_EXERCISE GOAL_. Exactly the lines from the one containing "Enumerate this screenshot's" through the end of the data below are to be reproduced, and nothing besides them.

_EXERCISE MATERIALS_.

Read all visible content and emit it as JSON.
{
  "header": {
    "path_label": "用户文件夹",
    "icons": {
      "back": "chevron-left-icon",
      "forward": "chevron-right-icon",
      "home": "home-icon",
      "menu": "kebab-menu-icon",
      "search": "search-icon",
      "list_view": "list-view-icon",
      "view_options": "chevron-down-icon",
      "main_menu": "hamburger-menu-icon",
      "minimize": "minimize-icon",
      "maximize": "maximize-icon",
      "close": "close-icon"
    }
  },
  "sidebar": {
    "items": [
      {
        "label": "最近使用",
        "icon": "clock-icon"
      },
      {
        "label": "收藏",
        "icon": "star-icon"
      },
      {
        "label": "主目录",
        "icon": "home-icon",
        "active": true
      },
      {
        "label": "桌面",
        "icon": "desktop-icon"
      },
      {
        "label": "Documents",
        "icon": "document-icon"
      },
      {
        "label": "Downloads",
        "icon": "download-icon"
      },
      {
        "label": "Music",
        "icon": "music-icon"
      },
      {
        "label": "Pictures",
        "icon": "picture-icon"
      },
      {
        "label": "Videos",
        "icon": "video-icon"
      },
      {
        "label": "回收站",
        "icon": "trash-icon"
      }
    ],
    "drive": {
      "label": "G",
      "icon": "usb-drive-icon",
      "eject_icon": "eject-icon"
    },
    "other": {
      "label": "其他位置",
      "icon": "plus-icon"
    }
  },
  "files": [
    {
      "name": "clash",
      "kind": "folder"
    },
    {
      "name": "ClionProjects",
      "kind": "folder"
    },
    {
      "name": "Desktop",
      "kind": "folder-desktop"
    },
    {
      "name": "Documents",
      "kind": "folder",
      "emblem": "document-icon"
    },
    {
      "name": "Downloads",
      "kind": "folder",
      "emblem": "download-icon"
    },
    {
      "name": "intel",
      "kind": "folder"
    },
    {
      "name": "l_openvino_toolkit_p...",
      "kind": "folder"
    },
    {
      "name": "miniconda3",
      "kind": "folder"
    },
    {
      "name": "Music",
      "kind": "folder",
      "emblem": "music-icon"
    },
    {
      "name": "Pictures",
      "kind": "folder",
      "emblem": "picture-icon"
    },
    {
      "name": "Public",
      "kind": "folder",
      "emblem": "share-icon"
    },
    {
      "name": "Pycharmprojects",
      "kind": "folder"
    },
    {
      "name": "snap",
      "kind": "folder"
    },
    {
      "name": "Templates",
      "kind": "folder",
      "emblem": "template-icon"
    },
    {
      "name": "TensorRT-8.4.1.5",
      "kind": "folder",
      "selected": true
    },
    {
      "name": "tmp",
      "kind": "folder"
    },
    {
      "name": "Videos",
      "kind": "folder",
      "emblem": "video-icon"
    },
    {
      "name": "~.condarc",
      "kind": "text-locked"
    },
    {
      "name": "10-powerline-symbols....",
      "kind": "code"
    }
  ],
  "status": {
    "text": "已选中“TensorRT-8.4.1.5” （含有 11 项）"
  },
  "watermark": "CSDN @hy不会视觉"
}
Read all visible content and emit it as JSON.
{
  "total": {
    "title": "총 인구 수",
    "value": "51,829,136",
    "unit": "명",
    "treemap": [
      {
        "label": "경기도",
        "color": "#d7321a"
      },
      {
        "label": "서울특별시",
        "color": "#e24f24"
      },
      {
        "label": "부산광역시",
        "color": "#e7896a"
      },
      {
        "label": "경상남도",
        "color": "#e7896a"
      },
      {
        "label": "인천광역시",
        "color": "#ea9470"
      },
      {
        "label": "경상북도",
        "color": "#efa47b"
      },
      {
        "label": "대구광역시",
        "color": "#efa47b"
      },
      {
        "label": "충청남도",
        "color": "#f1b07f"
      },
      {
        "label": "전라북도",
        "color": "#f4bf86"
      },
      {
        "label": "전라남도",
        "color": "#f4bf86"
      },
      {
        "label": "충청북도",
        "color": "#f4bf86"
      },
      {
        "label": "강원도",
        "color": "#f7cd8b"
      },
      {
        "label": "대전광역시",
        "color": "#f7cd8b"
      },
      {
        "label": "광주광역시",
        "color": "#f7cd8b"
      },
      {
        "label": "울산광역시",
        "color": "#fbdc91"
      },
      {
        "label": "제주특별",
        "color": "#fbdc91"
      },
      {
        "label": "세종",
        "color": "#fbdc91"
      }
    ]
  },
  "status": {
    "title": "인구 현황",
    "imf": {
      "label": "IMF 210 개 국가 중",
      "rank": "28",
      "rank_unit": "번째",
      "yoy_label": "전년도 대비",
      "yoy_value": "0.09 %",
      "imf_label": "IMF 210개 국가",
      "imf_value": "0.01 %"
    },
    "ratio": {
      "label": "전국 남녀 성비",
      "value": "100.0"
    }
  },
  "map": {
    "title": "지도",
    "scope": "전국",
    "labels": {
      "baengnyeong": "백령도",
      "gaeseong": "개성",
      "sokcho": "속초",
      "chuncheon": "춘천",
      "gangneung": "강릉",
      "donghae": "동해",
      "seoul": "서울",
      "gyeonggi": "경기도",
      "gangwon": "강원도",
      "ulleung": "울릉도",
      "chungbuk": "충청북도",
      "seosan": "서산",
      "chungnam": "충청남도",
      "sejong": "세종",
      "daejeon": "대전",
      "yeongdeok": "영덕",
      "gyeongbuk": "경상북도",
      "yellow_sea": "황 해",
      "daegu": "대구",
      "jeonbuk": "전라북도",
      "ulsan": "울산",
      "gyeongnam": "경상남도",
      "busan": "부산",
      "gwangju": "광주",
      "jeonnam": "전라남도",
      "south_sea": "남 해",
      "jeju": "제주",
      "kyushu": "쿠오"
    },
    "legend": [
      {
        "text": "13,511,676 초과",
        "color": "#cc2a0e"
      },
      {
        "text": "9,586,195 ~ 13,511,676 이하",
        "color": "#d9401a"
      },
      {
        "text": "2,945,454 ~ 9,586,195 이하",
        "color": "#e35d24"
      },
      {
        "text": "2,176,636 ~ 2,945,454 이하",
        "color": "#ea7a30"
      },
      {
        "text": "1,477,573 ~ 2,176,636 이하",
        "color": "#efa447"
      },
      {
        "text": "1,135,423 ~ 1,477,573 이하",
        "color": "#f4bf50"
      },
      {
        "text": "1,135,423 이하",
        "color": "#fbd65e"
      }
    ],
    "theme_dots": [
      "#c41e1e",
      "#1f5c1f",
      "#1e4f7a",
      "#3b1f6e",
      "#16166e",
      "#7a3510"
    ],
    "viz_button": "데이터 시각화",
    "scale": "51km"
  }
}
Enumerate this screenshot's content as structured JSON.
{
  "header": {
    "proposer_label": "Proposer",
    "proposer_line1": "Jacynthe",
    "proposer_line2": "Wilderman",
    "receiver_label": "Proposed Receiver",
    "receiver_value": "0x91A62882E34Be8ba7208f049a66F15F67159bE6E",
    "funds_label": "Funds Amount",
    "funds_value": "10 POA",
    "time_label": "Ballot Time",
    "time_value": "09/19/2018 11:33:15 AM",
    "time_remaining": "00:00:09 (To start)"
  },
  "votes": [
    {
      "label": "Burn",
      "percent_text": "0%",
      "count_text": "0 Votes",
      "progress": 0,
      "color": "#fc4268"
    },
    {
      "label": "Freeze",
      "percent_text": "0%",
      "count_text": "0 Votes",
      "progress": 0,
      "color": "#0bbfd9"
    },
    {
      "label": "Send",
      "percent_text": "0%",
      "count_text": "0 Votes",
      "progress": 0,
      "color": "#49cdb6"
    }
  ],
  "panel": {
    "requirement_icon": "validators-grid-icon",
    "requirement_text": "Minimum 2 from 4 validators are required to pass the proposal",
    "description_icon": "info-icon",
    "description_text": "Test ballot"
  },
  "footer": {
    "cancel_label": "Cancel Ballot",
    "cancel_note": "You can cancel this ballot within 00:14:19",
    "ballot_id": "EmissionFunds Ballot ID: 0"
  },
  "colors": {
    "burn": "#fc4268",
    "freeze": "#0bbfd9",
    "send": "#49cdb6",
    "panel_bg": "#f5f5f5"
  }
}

_RESPONSE_.
Enumerate this screenshot's content as structured JSON.
{
  "header": {
    "proposer_label": "Proposer",
    "proposer_line1": "Jacynthe",
    "proposer_line2": "Wilderman",
    "receiver_label": "Proposed Receiver",
    "receiver_value": "0x91A62882E34Be8ba7208f049a66F15F67159bE6E",
    "funds_label": "Funds Amount",
    "funds_value": "10 POA",
    "time_label": "Ballot Time",
    "time_value": "09/19/2018 11:33:15 AM",
    "time_remaining": "00:00:09 (To start)"
  },
  "votes": [
    {
      "label": "Burn",
      "percent_text": "0%",
      "count_text": "0 Votes",
      "progress": 0,
      "color": "#fc4268"
    },
    {
      "label": "Freeze",
      "percent_text": "0%",
      "count_text": "0 Votes",
      "progress": 0,
      "color": "#0bbfd9"
    },
    {
      "label": "Send",
      "percent_text": "0%",
      "count_text": "0 Votes",
      "progress": 0,
      "color": "#49cdb6"
    }
  ],
  "panel": {
    "requirement_icon": "validators-grid-icon",
    "requirement_text": "Minimum 2 from 4 validators are required to pass the proposal",
    "description_icon": "info-icon",
    "description_text": "Test ballot"
  },
  "footer": {
    "cancel_label": "Cancel Ballot",
    "cancel_note": "You can cancel this ballot within 00:14:19",
    "ballot_id": "EmissionFunds Ballot ID: 0"
  },
  "colors": {
    "burn": "#fc4268",
    "freeze": "#0bbfd9",
    "send": "#49cdb6",
    "panel_bg": "#f5f5f5"
  }
}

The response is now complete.